Your objective:
Write every record below out exactly; no images.

Dataset records:
======
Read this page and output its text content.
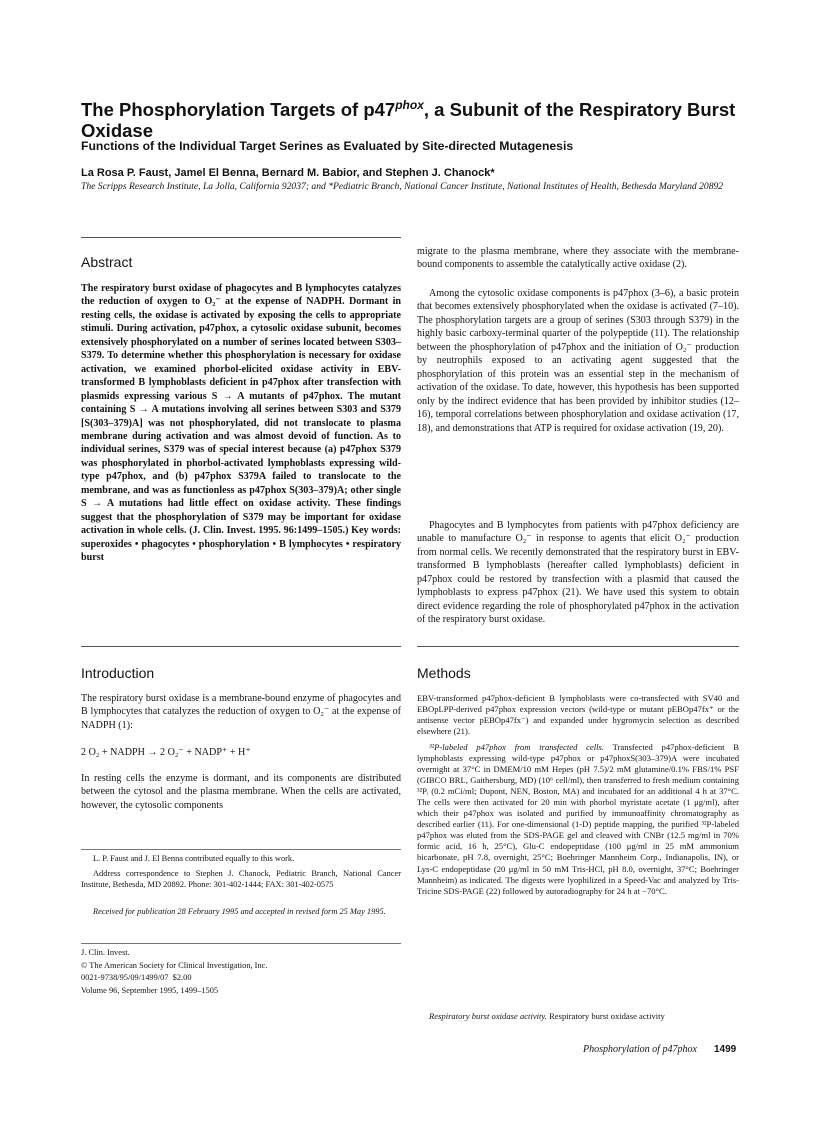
The Phosphorylation Targets of $p47^{phox}$, a Subunit of the Respiratory Burst Oxidase
Functions of the Individual Target Serines as Evaluated by Site-directed Mutagenesis
La Rosa P. Faust, Jamel El Benna, Bernard M. Babior, and Stephen J. Chanock*
The Scripps Research Institute, La Jolla, California 92037; and *Pediatric Branch, National Cancer Institute, National Institutes of Health, Bethesda Maryland 20892
Abstract

The respiratory burst oxidase of phagocytes and B lymphocytes catalyzes the reduction of oxygen to O₂⁻ at the expense of NADPH. Dormant in resting cells, the oxidase is activated by exposing the cells to appropriate stimuli. During activation, p47phox, a cytosolic oxidase subunit, becomes extensively phosphorylated on a number of serines located between S303–S379. To determine whether this phosphorylation is necessary for oxidase activation, we examined phorbol-elicited oxidase activity in EBV-transformed B lymphoblasts deficient in p47phox after transfection with plasmids expressing various S → A mutants of p47phox. The mutant containing S → A mutations involving all serines between S303 and S379 [S(303–379)A] was not phosphorylated, did not translocate to plasma membrane during activation and was almost devoid of function. As to individual serines, S379 was of special interest because (a) p47phox S379 was phosphorylated in phorbol-activated lymphoblasts expressing wild-type p47phox, and (b) p47phox S379A failed to translocate to the membrane, and was as functionless as p47phox S(303–379)A; other single S → A mutations had little effect on oxidase activity. These findings suggest that the phosphorylation of S379 may be important for oxidase activation in whole cells. (J. Clin. Invest. 1995. 96:1499–1505.) Key words: superoxides • phagocytes • phosphorylation • B lymphocytes • respiratory burst

Introduction

The respiratory burst oxidase is a membrane-bound enzyme of phagocytes and B lymphocytes that catalyzes the reduction of oxygen to O₂⁻ at the expense of NADPH (1):

2 O₂ + NADPH → 2 O₂⁻ + NADP⁺ + H⁺

In resting cells the enzyme is dormant, and its components are distributed between the cytosol and the plasma membrane. When the cells are activated, however, the cytosolic components

L. P. Faust and J. El Benna contributed equally to this work.
Address correspondence to Stephen J. Chanock, Pediatric Branch, National Cancer Institute, Bethesda, MD 20892. Phone: 301-402-1444; FAX: 301-402-0575
Received for publication 28 February 1995 and accepted in revised form 25 May 1995.
J. Clin. Invest.
© The American Society for Clinical Investigation, Inc.
0021-9738/95/09/1499/07  $2.00
Volume 96, September 1995, 1499–1505

migrate to the plasma membrane, where they associate with the membrane-bound components to assemble the catalytically active oxidase (2).

Among the cytosolic oxidase components is p47phox (3–6), a basic protein that becomes extensively phosphorylated when the oxidase is activated (7–10). The phosphorylation targets are a group of serines (S303 through S379) in the highly basic carboxy-terminal quarter of the polypeptide (11). The relationship between the phosphorylation of p47phox and the initiation of O₂⁻ production by neutrophils exposed to an activating agent suggested that the phosphorylation of this protein was an essential step in the mechanism of activation of the oxidase. To date, however, this hypothesis has been supported only by the indirect evidence that has been provided by inhibitor studies (12–16), temporal correlations between phosphorylation and oxidase activation (17, 18), and demonstrations that ATP is required for oxidase activation (19, 20).

Phagocytes and B lymphocytes from patients with p47phox deficiency are unable to manufacture O₂⁻ in response to agents that elicit O₂⁻ production from normal cells. We recently demonstrated that the respiratory burst in EBV-transformed B lymphoblasts (hereafter called lymphoblasts) deficient in p47phox could be restored by transfection with a plasmid that caused the lymphoblasts to express p47phox (21). We have used this system to obtain direct evidence regarding the role of phosphorylated p47phox in the activation of the respiratory burst oxidase.

Methods

EBV-transformed p47phox-deficient B lymphoblasts were co-transfected with SV40 and EBOpLPP-derived p47phox expression vectors (wild-type or mutant pEBOp47fx⁺ or the antisense vector pEBOp47fx⁻) and expanded under hygromycin selection as described elsewhere (21).

³²P-labeled p47phox from transfected cells. Transfected p47phox-deficient B lymphoblasts expressing wild-type p47phox or p47phoxS(303–379)A were incubated overnight at 37°C in DMEM/10 mM Hepes (pH 7.5)/2 mM glutamine/0.1% FBS/1% PSF (GIBCO BRL, Gaithersburg, MD) (10⁶ cell/ml), then transferred to fresh medium containing ³²Pᵢ (0.2 mCi/ml; Dupont, NEN, Boston, MA) and incubated for an additional 4 h at 37°C. The cells were then activated for 20 min with phorbol myristate acetate (1 μg/ml), after which their p47phox was isolated and purified by immunoaffinity chromatography as described earlier (11). For one-dimensional (1-D) peptide mapping, the purified ³²P-labeled p47phox was eluted from the SDS-PAGE gel and cleaved with CNBr (12.5 mg/ml in 70% formic acid, 16 h, 25°C), Glu-C endopeptidase (100 μg/ml in 25 mM ammonium bicarbonate, pH 7.8, overnight, 25°C; Boehringer Mannheim Corp., Indianapolis, IN), or Lys-C endopeptidase (20 μg/ml in 50 mM Tris-HCl, pH 8.0, overnight, 37°C; Boehringer Mannheim) as indicated. The digests were lyophilized in a Speed-Vac and analyzed by Tris-Tricine SDS-PAGE (22) followed by autoradiography for 24 h at −70°C.

Respiratory burst oxidase activity. Respiratory burst oxidase activity

Phosphorylation of p47phox 1499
======
Answer section:
Read this page and output its text content.
The Phosphorylation Targets of $p47^{phox}$, a Subunit of the Respiratory Burst Oxidase
Functions of the Individual Target Serines as Evaluated by Site-directed Mutagenesis
La Rosa P. Faust, Jamel El Benna, Bernard M. Babior, and Stephen J. Chanock*
The Scripps Research Institute, La Jolla, California 92037; and *Pediatric Branch, National Cancer Institute, National Institutes of Health, Bethesda Maryland 20892
Abstract

The respiratory burst oxidase of phagocytes and B lymphocytes catalyzes the reduction of oxygen to O₂⁻ at the expense of NADPH. Dormant in resting cells, the oxidase is activated by exposing the cells to appropriate stimuli. During activation, p47phox, a cytosolic oxidase subunit, becomes extensively phosphorylated on a number of serines located between S303–S379. To determine whether this phosphorylation is necessary for oxidase activation, we examined phorbol-elicited oxidase activity in EBV-transformed B lymphoblasts deficient in p47phox after transfection with plasmids expressing various S → A mutants of p47phox. The mutant containing S → A mutations involving all serines between S303 and S379 [S(303–379)A] was not phosphorylated, did not translocate to plasma membrane during activation and was almost devoid of function. As to individual serines, S379 was of special interest because (a) p47phox S379 was phosphorylated in phorbol-activated lymphoblasts expressing wild-type p47phox, and (b) p47phox S379A failed to translocate to the membrane, and was as functionless as p47phox S(303–379)A; other single S → A mutations had little effect on oxidase activity. These findings suggest that the phosphorylation of S379 may be important for oxidase activation in whole cells. (J. Clin. Invest. 1995. 96:1499–1505.) Key words: superoxides • phagocytes • phosphorylation • B lymphocytes • respiratory burst

Introduction

The respiratory burst oxidase is a membrane-bound enzyme of phagocytes and B lymphocytes that catalyzes the reduction of oxygen to O₂⁻ at the expense of NADPH (1):

2 O₂ + NADPH → 2 O₂⁻ + NADP⁺ + H⁺

In resting cells the enzyme is dormant, and its components are distributed between the cytosol and the plasma membrane. When the cells are activated, however, the cytosolic components

L. P. Faust and J. El Benna contributed equally to this work.
Address correspondence to Stephen J. Chanock, Pediatric Branch, National Cancer Institute, Bethesda, MD 20892. Phone: 301-402-1444; FAX: 301-402-0575
Received for publication 28 February 1995 and accepted in revised form 25 May 1995.
J. Clin. Invest.
© The American Society for Clinical Investigation, Inc.
0021-9738/95/09/1499/07  $2.00
Volume 96, September 1995, 1499–1505

migrate to the plasma membrane, where they associate with the membrane-bound components to assemble the catalytically active oxidase (2).

Among the cytosolic oxidase components is p47phox (3–6), a basic protein that becomes extensively phosphorylated when the oxidase is activated (7–10). The phosphorylation targets are a group of serines (S303 through S379) in the highly basic carboxy-terminal quarter of the polypeptide (11). The relationship between the phosphorylation of p47phox and the initiation of O₂⁻ production by neutrophils exposed to an activating agent suggested that the phosphorylation of this protein was an essential step in the mechanism of activation of the oxidase. To date, however, this hypothesis has been supported only by the indirect evidence that has been provided by inhibitor studies (12–16), temporal correlations between phosphorylation and oxidase activation (17, 18), and demonstrations that ATP is required for oxidase activation (19, 20).

Phagocytes and B lymphocytes from patients with p47phox deficiency are unable to manufacture O₂⁻ in response to agents that elicit O₂⁻ production from normal cells. We recently demonstrated that the respiratory burst in EBV-transformed B lymphoblasts (hereafter called lymphoblasts) deficient in p47phox could be restored by transfection with a plasmid that caused the lymphoblasts to express p47phox (21). We have used this system to obtain direct evidence regarding the role of phosphorylated p47phox in the activation of the respiratory burst oxidase.

Methods

EBV-transformed p47phox-deficient B lymphoblasts were co-transfected with SV40 and EBOpLPP-derived p47phox expression vectors (wild-type or mutant pEBOp47fx⁺ or the antisense vector pEBOp47fx⁻) and expanded under hygromycin selection as described elsewhere (21).

³²P-labeled p47phox from transfected cells. Transfected p47phox-deficient B lymphoblasts expressing wild-type p47phox or p47phoxS(303–379)A were incubated overnight at 37°C in DMEM/10 mM Hepes (pH 7.5)/2 mM glutamine/0.1% FBS/1% PSF (GIBCO BRL, Gaithersburg, MD) (10⁶ cell/ml), then transferred to fresh medium containing ³²Pᵢ (0.2 mCi/ml; Dupont, NEN, Boston, MA) and incubated for an additional 4 h at 37°C. The cells were then activated for 20 min with phorbol myristate acetate (1 μg/ml), after which their p47phox was isolated and purified by immunoaffinity chromatography as described earlier (11). For one-dimensional (1-D) peptide mapping, the purified ³²P-labeled p47phox was eluted from the SDS-PAGE gel and cleaved with CNBr (12.5 mg/ml in 70% formic acid, 16 h, 25°C), Glu-C endopeptidase (100 μg/ml in 25 mM ammonium bicarbonate, pH 7.8, overnight, 25°C; Boehringer Mannheim Corp., Indianapolis, IN), or Lys-C endopeptidase (20 μg/ml in 50 mM Tris-HCl, pH 8.0, overnight, 37°C; Boehringer Mannheim) as indicated. The digests were lyophilized in a Speed-Vac and analyzed by Tris-Tricine SDS-PAGE (22) followed by autoradiography for 24 h at −70°C.

Respiratory burst oxidase activity. Respiratory burst oxidase activity

Phosphorylation of p47phox 1499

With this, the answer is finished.